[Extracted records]
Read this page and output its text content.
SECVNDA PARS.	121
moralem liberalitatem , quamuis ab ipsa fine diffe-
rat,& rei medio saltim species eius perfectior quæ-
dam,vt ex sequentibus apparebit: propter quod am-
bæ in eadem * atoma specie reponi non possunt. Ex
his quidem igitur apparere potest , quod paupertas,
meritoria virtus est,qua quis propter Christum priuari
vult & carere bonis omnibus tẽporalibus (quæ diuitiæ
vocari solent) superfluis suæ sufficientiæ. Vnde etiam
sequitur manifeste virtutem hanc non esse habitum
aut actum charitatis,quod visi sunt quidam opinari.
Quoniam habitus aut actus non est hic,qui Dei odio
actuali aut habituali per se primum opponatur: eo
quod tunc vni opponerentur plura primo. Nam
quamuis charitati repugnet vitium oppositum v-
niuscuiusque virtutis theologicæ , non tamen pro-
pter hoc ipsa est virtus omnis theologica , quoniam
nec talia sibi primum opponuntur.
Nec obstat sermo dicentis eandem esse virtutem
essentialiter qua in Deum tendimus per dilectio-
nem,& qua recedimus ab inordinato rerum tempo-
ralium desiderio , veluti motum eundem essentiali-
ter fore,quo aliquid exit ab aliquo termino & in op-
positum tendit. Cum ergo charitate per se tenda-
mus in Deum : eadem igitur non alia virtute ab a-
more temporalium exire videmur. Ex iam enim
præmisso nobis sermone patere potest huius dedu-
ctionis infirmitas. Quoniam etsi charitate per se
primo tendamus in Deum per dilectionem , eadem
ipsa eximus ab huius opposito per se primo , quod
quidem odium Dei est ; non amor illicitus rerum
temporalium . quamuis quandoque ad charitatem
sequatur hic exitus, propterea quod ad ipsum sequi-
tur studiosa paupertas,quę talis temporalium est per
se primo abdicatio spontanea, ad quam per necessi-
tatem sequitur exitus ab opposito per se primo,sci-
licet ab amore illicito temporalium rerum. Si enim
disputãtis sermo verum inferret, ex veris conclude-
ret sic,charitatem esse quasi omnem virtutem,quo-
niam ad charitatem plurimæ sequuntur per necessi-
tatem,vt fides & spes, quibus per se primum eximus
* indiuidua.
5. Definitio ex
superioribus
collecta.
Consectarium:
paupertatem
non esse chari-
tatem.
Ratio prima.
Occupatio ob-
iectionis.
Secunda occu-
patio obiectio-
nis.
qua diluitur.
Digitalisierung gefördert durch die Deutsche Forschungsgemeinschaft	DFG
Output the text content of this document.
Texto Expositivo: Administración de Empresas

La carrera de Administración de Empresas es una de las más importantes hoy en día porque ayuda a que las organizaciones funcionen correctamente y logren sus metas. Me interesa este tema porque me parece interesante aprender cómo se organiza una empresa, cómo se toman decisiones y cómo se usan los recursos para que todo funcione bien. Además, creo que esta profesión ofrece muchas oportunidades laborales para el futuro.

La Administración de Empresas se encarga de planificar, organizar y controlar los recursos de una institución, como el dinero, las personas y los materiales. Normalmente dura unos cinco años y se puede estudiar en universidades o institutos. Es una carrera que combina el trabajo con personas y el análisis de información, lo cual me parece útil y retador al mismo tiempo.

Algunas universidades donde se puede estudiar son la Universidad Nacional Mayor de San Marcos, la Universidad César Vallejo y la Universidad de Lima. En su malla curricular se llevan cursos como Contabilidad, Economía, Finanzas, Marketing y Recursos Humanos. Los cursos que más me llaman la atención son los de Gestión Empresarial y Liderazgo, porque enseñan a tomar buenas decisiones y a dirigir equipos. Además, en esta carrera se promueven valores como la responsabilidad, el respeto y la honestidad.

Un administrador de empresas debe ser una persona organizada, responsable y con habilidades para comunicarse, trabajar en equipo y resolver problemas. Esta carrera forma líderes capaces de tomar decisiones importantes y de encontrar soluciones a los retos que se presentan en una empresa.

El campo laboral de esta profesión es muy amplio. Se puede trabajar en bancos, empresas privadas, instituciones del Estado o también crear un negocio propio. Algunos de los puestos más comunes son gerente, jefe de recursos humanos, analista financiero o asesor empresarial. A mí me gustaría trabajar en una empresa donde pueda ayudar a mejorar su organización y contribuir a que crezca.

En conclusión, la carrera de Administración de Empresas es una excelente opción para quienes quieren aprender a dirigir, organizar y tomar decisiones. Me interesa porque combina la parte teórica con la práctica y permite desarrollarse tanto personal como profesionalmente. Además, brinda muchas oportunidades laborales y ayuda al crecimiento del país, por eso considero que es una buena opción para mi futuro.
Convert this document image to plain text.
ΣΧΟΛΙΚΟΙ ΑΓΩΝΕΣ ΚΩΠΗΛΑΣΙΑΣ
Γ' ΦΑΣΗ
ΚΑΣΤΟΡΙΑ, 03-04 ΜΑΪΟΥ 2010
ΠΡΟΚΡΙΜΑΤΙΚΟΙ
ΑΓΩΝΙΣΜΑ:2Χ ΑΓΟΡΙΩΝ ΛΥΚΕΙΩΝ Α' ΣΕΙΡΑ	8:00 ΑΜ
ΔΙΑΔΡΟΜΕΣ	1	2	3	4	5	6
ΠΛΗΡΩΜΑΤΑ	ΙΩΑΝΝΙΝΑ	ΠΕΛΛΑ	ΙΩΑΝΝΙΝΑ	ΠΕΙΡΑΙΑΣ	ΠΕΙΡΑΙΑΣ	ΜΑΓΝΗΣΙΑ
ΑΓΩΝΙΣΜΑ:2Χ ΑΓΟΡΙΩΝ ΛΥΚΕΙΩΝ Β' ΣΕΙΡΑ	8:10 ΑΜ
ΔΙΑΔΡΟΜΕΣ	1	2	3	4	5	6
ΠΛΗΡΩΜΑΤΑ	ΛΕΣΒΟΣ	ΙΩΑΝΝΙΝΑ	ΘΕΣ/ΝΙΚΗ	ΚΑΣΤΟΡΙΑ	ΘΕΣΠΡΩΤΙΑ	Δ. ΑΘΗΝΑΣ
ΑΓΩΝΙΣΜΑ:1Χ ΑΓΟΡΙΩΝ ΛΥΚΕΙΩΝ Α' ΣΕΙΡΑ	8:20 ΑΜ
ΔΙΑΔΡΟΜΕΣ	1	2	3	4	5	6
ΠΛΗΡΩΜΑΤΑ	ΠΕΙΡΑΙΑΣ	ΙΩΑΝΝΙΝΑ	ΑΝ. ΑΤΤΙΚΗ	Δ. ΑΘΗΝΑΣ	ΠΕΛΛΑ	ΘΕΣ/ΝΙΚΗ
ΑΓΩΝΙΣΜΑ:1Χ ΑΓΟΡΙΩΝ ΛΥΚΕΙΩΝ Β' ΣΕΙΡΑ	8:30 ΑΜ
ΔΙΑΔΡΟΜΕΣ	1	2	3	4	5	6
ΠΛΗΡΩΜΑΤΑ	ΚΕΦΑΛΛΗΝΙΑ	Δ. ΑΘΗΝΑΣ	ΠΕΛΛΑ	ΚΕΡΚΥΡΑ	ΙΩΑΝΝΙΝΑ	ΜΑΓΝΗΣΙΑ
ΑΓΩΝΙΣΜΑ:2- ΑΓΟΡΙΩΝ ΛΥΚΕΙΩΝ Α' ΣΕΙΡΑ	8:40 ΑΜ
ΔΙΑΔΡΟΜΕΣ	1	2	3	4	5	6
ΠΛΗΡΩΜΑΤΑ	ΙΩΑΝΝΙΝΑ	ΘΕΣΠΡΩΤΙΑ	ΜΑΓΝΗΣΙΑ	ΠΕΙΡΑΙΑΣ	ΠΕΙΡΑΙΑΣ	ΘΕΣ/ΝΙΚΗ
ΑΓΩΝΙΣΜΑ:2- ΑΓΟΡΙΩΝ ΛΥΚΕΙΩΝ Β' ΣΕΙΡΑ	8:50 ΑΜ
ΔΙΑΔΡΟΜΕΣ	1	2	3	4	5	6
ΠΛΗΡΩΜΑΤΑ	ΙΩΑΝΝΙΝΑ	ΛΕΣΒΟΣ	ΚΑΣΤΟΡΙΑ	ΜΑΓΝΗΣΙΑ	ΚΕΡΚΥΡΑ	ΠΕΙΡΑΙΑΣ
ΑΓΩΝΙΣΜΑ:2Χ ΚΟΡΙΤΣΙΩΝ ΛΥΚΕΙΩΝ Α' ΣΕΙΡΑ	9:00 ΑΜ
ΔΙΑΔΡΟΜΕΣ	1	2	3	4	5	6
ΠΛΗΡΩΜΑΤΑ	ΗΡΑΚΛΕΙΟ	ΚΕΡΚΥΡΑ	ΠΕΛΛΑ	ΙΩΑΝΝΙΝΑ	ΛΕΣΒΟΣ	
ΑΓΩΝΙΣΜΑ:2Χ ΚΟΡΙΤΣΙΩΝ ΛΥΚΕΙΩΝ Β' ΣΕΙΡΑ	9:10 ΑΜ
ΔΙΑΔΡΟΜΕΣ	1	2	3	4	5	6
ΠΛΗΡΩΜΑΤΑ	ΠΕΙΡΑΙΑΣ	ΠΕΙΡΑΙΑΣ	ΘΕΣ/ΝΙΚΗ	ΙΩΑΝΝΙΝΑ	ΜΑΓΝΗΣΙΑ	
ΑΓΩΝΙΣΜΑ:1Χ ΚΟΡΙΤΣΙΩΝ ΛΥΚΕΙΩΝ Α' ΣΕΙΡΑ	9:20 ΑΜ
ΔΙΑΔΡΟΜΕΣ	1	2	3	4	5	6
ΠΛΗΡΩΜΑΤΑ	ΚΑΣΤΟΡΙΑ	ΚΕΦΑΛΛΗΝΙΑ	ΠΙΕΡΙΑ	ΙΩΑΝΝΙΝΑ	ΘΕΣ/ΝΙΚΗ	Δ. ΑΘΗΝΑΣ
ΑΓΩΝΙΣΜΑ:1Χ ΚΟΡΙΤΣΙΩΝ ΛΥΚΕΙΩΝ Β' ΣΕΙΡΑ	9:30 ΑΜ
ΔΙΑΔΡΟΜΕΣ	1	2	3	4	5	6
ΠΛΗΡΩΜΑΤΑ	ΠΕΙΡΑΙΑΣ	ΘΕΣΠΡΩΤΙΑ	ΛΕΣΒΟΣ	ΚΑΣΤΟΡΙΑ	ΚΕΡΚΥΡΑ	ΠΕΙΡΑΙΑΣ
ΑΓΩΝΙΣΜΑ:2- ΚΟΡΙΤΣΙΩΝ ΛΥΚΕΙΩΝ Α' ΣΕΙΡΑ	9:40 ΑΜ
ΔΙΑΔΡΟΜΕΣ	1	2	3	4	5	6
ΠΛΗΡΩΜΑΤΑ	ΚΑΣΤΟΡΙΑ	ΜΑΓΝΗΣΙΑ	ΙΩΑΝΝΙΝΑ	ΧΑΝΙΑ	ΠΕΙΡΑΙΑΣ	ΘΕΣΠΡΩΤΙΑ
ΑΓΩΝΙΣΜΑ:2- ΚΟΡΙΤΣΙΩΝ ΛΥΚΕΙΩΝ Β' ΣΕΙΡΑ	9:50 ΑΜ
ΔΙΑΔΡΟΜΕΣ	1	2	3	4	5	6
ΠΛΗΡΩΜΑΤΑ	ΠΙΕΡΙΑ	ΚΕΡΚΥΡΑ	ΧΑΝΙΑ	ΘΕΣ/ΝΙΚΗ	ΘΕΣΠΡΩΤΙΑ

| EXERCISE BRIEF |
The word "temporalium" appears in how many lines of the data? Answer with only the number.

| COMPLETED EXERCISE |
4